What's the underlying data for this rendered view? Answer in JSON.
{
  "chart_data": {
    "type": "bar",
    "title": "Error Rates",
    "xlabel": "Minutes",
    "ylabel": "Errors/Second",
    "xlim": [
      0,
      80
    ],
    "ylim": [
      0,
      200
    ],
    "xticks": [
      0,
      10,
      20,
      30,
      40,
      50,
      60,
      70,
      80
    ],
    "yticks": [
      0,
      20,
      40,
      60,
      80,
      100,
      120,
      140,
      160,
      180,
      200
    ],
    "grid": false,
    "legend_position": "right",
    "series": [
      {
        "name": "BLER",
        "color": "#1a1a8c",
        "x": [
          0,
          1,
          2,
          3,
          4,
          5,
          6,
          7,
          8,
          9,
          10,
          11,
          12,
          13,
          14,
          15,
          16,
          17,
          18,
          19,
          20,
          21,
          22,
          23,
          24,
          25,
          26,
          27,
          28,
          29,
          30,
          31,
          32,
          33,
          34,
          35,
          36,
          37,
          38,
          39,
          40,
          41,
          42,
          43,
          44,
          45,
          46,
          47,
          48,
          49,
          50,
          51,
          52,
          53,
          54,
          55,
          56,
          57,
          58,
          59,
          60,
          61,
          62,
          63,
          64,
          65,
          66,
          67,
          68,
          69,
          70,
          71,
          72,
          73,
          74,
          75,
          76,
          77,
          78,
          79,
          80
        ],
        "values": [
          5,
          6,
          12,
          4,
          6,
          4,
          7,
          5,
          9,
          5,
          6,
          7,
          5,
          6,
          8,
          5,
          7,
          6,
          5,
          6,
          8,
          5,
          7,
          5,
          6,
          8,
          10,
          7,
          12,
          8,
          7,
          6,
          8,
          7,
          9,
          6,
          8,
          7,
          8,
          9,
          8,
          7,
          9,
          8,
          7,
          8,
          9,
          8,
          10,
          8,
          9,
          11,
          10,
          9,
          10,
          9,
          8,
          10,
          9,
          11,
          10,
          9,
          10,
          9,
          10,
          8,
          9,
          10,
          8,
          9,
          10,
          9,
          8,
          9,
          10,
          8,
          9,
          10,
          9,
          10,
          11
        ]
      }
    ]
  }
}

=====

◆ **DESCRIPTION OF THE TASK**:
Copy down the material exactly as written.

◆ **WORKED ANSWER**:
What's the underlying data for this rendered view? Answer in JSON.
{
  "chart_data": {
    "type": "bar",
    "title": "Error Rates",
    "xlabel": "Minutes",
    "ylabel": "Errors/Second",
    "xlim": [
      0,
      80
    ],
    "ylim": [
      0,
      200
    ],
    "xticks": [
      0,
      10,
      20,
      30,
      40,
      50,
      60,
      70,
      80
    ],
    "yticks": [
      0,
      20,
      40,
      60,
      80,
      100,
      120,
      140,
      160,
      180,
      200
    ],
    "grid": false,
    "legend_position": "right",
    "series": [
      {
        "name": "BLER",
        "color": "#1a1a8c",
        "x": [
          0,
          1,
          2,
          3,
          4,
          5,
          6,
          7,
          8,
          9,
          10,
          11,
          12,
          13,
          14,
          15,
          16,
          17,
          18,
          19,
          20,
          21,
          22,
          23,
          24,
          25,
          26,
          27,
          28,
          29,
          30,
          31,
          32,
          33,
          34,
          35,
          36,
          37,
          38,
          39,
          40,
          41,
          42,
          43,
          44,
          45,
          46,
          47,
          48,
          49,
          50,
          51,
          52,
          53,
          54,
          55,
          56,
          57,
          58,
          59,
          60,
          61,
          62,
          63,
          64,
          65,
          66,
          67,
          68,
          69,
          70,
          71,
          72,
          73,
          74,
          75,
          76,
          77,
          78,
          79,
          80
        ],
        "values": [
          5,
          6,
          12,
          4,
          6,
          4,
          7,
          5,
          9,
          5,
          6,
          7,
          5,
          6,
          8,
          5,
          7,
          6,
          5,
          6,
          8,
          5,
          7,
          5,
          6,
          8,
          10,
          7,
          12,
          8,
          7,
          6,
          8,
          7,
          9,
          6,
          8,
          7,
          8,
          9,
          8,
          7,
          9,
          8,
          7,
          8,
          9,
          8,
          10,
          8,
          9,
          11,
          10,
          9,
          10,
          9,
          8,
          10,
          9,
          11,
          10,
          9,
          10,
          9,
          10,
          8,
          9,
          10,
          8,
          9,
          10,
          9,
          8,
          9,
          10,
          8,
          9,
          10,
          9,
          10,
          11
        ]
      }
    ]
  }
}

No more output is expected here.